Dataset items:
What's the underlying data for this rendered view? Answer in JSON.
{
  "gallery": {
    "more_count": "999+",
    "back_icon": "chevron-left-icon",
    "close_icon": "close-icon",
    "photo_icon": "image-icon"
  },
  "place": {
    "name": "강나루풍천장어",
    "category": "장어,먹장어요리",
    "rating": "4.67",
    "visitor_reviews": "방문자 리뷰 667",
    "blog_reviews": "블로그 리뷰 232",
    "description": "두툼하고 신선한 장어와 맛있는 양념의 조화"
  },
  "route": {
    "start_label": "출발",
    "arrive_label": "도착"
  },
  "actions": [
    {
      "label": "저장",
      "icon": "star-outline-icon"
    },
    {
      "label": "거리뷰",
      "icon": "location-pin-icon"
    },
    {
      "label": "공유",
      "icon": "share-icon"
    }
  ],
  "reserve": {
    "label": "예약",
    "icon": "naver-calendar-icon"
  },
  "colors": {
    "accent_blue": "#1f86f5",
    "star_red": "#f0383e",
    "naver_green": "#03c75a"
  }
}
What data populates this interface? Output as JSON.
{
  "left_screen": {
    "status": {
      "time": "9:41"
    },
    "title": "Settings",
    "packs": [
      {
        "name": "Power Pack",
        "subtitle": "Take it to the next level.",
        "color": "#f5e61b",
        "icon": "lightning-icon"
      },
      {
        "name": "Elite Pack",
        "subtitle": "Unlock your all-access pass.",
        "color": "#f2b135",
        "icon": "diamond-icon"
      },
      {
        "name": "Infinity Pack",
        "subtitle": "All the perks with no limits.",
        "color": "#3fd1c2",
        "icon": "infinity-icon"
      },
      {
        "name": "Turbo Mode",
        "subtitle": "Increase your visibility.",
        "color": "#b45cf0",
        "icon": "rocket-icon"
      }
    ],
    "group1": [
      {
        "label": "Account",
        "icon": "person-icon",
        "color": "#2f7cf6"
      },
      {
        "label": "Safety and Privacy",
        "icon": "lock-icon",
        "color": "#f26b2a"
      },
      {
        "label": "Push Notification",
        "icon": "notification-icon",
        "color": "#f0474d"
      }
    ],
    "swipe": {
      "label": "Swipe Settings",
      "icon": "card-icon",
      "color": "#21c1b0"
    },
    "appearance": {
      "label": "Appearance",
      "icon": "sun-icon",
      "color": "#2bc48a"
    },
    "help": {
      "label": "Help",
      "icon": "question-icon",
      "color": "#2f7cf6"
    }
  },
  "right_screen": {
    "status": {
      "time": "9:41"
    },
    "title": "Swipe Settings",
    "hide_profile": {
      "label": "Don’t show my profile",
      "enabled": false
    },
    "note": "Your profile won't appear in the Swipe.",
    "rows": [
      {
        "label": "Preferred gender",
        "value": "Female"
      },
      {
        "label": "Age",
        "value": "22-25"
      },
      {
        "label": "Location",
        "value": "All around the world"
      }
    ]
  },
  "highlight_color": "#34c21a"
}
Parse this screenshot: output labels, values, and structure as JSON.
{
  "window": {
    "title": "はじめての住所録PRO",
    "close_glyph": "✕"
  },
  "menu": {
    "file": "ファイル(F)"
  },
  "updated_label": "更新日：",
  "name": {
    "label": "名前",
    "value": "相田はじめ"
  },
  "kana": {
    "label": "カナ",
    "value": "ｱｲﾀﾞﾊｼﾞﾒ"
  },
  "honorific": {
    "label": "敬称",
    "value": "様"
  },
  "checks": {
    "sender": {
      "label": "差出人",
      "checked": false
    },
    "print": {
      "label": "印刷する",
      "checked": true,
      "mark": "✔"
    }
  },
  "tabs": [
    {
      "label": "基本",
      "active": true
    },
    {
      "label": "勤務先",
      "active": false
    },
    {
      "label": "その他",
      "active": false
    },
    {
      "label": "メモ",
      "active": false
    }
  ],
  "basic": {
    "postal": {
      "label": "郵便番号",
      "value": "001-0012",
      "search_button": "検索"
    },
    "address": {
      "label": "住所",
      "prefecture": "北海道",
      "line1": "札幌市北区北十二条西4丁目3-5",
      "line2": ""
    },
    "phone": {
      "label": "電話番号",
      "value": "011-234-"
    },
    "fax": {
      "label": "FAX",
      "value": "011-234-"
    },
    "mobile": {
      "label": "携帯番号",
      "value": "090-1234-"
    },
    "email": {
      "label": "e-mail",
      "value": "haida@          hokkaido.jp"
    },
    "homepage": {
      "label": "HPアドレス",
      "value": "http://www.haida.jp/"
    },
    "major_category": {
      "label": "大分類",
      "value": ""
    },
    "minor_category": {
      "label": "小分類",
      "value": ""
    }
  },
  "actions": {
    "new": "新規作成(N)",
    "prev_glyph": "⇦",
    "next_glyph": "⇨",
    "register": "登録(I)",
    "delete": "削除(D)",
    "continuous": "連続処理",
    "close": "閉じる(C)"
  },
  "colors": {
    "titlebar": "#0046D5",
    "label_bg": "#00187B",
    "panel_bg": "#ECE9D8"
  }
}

• Exercise task
Which lines contain "What"? Copy each of them out.

• Answer to this problem
What's the underlying data for this rendered view? Answer in JSON.
What data populates this interface? Output as JSON.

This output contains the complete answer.